— START Document text —

Primo de Rivera initially said he would rule for only 90 days, however, he chose to remain in power. Little social reform took place, but he attempted to reduce unemployment by spending money on public works. To pay for this, Primo de Rivera introduced higher taxes on the rich. When they complained he chose to change his policies and attempted to raise money by public loans. This caused rapid inflation and—after losing support of the army—he was forced to resign in January 1930. After his death, his son, José Antonio Primo de Rivera, played an important role in the development of fascism in Spain. It was under Primo de Rivera's rule that Francisco Franco was promoted to general, the youngest person holding this high rank in Europe.[3]
Early years
Miguel Primo de Rivera was born into a landowning military family of Jerez de la Frontera. His father was a retired colonel. His uncle, Fernando, was Captain General in Madrid and the soon-to-be first marquess of Estella. Fernando later participated in the plot to restore the constitutional monarchy in 1875, ending the tumultuous First Republic. His great-grandfather was Bértrand Primo de Rivera (1741–1813), 21st Count of Sobremonte, a general and hero of the Spanish Resistance against Napoleon Bonaparte.
The young Miguel grew up as part of what Gerald Brenan called "a hard-drinking, whoring, horse-loving aristocracy" that ruled "over the most starved and down-trodden race of agricultural labourers in Europe." Studying history and engineering before deciding upon a military career, he won admission to the newly created General Academy in Toledo, and graduated in 1884.
Military career
His army career gave him a role as junior officer in the colonial wars in Morocco, Cuba and the Philippines. He then held several important military posts including the captain-generalship of Valencia, Madrid and Barcelona.
He showed courage and initiative in battles against the Berbers of the Rif region in northern Morocco, and promotions and decorations came steadily. Primo de Rivera became convinced that Spain probably could not hold on to its North African colony. For many years, the government had tried without success to crush the Berber rebels, wasting lives and money. He concluded Spain must withdraw from what was called Spanish Morocco if it could not dominate the colony. He was familiar with Cuba and the Philippines with the latter as an aide-de-camp during the Philippine Revolution against Emilio Aguinaldo and became a hostage along with Filipino exiles in Hong Kong after the Pact of Biak na Bato. in 1898 he watched the humiliating defeat in the Spanish–American War, bringing a close to his nation's once-great empire. That loss frustrated many Spaniards, Primo de Rivera included. They criticized the politicians and the parliamentary system which could not maintain order or foster economic development at home, nor preserve the vestiges of Spain's imperial glory.

— END Document text —
— START Extracted entries —

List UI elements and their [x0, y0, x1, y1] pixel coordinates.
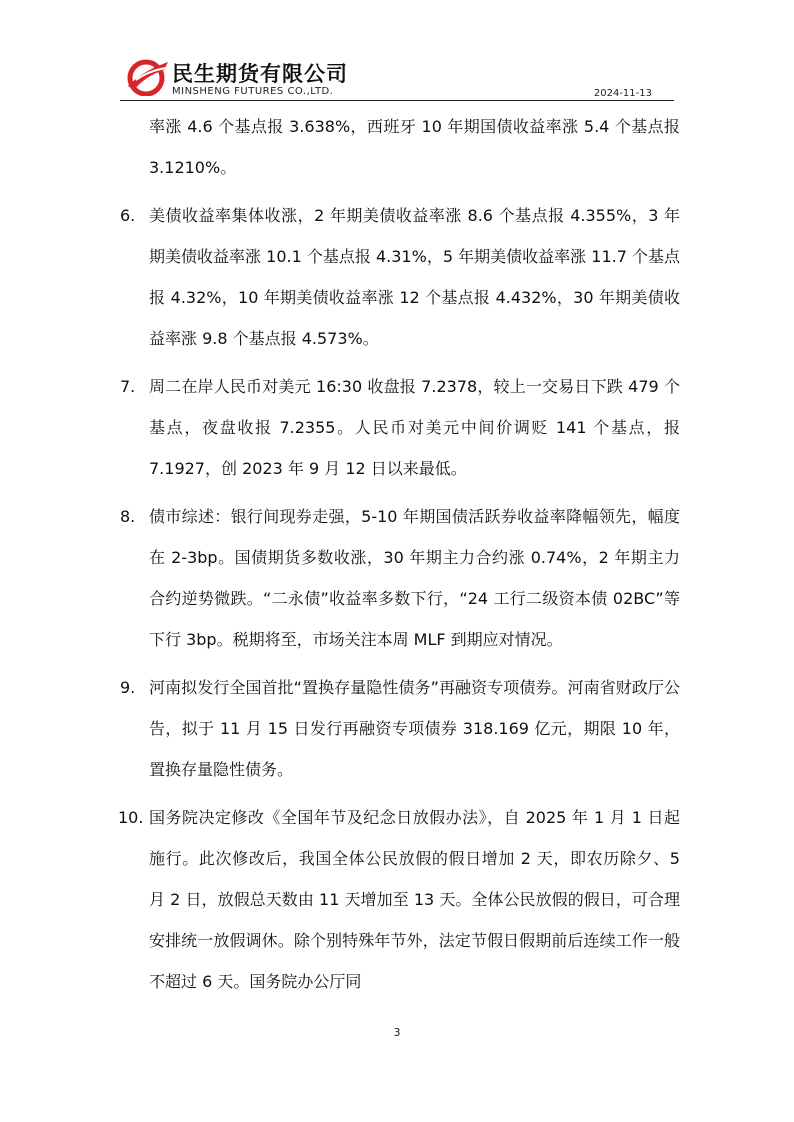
page-number: 3 — [393, 1026, 401, 1039]
minsheng-logo-icon — [126, 56, 170, 96]
list-item-text: 美债收益率集体收涨，2 年期美债收益率涨 8.6 个基点报 4.355%，3 年期美债收益率涨 10.1 个基点报 4.31%，5 年期美债收益率涨 11.7 个基点报 4.32%，10 年期美债收益率涨 12 个基点报 4.432%，30 年期美债收益率涨 9.8 个基点报 4.573%。 — [149, 206, 680, 348]
list-item — [120, 496, 680, 660]
list-item-number: 8. — [120, 507, 136, 526]
header-divider — [120, 100, 674, 101]
list-item-number: 6. — [120, 206, 136, 225]
list-item — [120, 195, 680, 359]
continuation-paragraph: 率涨 4.6 个基点报 3.638%，西班牙 10 年期国债收益率涨 5.4 个基点报 3.1210%。 — [149, 117, 680, 177]
list-item-number: 7. — [120, 377, 136, 396]
list-item-text: 河南拟发行全国首批“置换存量隐性债务”再融资专项债券。河南省财政厅公告，拟于 11 月 15 日发行再融资专项债券 318.169 亿元，期限 10 年，置换存量隐性债务。 — [149, 678, 680, 779]
list-item — [120, 797, 680, 1002]
list-item — [120, 667, 680, 790]
document-body — [120, 106, 680, 1002]
report-date: 2024-11-13 — [593, 88, 652, 99]
list-item-text: 债市综述：银行间现券走强，5-10 年期国债活跃券收益率降幅领先，幅度在 2-3bp。国债期货多数收涨，30 年期主力合约涨 0.74%，2 年期主力合约逆势微跌。“二永债”收益率多数下行，“24 工行二级资本债 02BC”等下行 3bp。税期将至，市场关注本周 MLF 到期应对情况。 — [149, 507, 680, 649]
list-item — [120, 366, 680, 489]
list-item-number: 9. — [120, 678, 136, 697]
page-header — [120, 56, 674, 104]
list-item-text: 国务院决定修改《全国年节及纪念日放假办法》，自 2025 年 1 月 1 日起施行。此次修改后，我国全体公民放假的假日增加 2 天，即农历除夕、5 月 2 日，放假总天数由 11 天增加至 13 天。全体公民放假的假日，可合理安排统一放假调休。除个别特殊年节外，法定节假日假期前后连续工作一般不超过 6 天。国务院办公厅同 — [149, 808, 680, 991]
list-item-number: 10. — [118, 808, 144, 827]
company-name-cn: 民生期货有限公司 — [172, 62, 348, 86]
list-item-text: 周二在岸人民币对美元 16:30 收盘报 7.2378，较上一交易日下跌 479 个基点，夜盘收报 7.2355。人民币对美元中间价调贬 141 个基点，报 7.1927，创 2023 年 9 月 12 日以来最低。 — [149, 377, 680, 478]
company-name-en: MINSHENG FUTURES CO.,LTD. — [172, 86, 334, 97]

— END Extracted entries —

> Your tasks:
1 - Return the part of the Primo de Rivera text from "The young Miguel" to "graduated in 1884.", word for word.
2 - Retype the entire listing word for word, leaving out the pictures.

> Answers by task:
1 -
The young Miguel grew up as part of what Gerald Brenan called "a hard-drinking, whoring, horse-loving aristocracy" that ruled "over the most starved and down-trodden race of agricultural labourers in Europe." Studying history and engineering before deciding upon a military career, he won admission to the newly created General Academy in Toledo, and graduated in 1884.

2 -
List UI elements and their [x0, y0, x1, y1] pixel coordinates.
page-number: 3 — [393, 1026, 401, 1039]
minsheng-logo-icon — [126, 56, 170, 96]
list-item-text: 美债收益率集体收涨，2 年期美债收益率涨 8.6 个基点报 4.355%，3 年期美债收益率涨 10.1 个基点报 4.31%，5 年期美债收益率涨 11.7 个基点报 4.32%，10 年期美债收益率涨 12 个基点报 4.432%，30 年期美债收益率涨 9.8 个基点报 4.573%。 — [149, 206, 680, 348]
list-item — [120, 496, 680, 660]
list-item-number: 8. — [120, 507, 136, 526]
header-divider — [120, 100, 674, 101]
list-item-number: 6. — [120, 206, 136, 225]
list-item — [120, 195, 680, 359]
continuation-paragraph: 率涨 4.6 个基点报 3.638%，西班牙 10 年期国债收益率涨 5.4 个基点报 3.1210%。 — [149, 117, 680, 177]
list-item-number: 7. — [120, 377, 136, 396]
list-item-text: 河南拟发行全国首批“置换存量隐性债务”再融资专项债券。河南省财政厅公告，拟于 11 月 15 日发行再融资专项债券 318.169 亿元，期限 10 年，置换存量隐性债务。 — [149, 678, 680, 779]
list-item — [120, 797, 680, 1002]
list-item — [120, 667, 680, 790]
document-body — [120, 106, 680, 1002]
report-date: 2024-11-13 — [593, 88, 652, 99]
list-item-text: 债市综述：银行间现券走强，5-10 年期国债活跃券收益率降幅领先，幅度在 2-3bp。国债期货多数收涨，30 年期主力合约涨 0.74%，2 年期主力合约逆势微跌。“二永债”收益率多数下行，“24 工行二级资本债 02BC”等下行 3bp。税期将至，市场关注本周 MLF 到期应对情况。 — [149, 507, 680, 649]
list-item — [120, 366, 680, 489]
list-item-number: 9. — [120, 678, 136, 697]
page-header — [120, 56, 674, 104]
list-item-text: 国务院决定修改《全国年节及纪念日放假办法》，自 2025 年 1 月 1 日起施行。此次修改后，我国全体公民放假的假日增加 2 天，即农历除夕、5 月 2 日，放假总天数由 11 天增加至 13 天。全体公民放假的假日，可合理安排统一放假调休。除个别特殊年节外，法定节假日假期前后连续工作一般不超过 6 天。国务院办公厅同 — [149, 808, 680, 991]
list-item-number: 10. — [118, 808, 144, 827]
company-name-cn: 民生期货有限公司 — [172, 62, 348, 86]
list-item-text: 周二在岸人民币对美元 16:30 收盘报 7.2378，较上一交易日下跌 479 个基点，夜盘收报 7.2355。人民币对美元中间价调贬 141 个基点，报 7.1927，创 2023 年 9 月 12 日以来最低。 — [149, 377, 680, 478]
company-name-en: MINSHENG FUTURES CO.,LTD. — [172, 86, 334, 97]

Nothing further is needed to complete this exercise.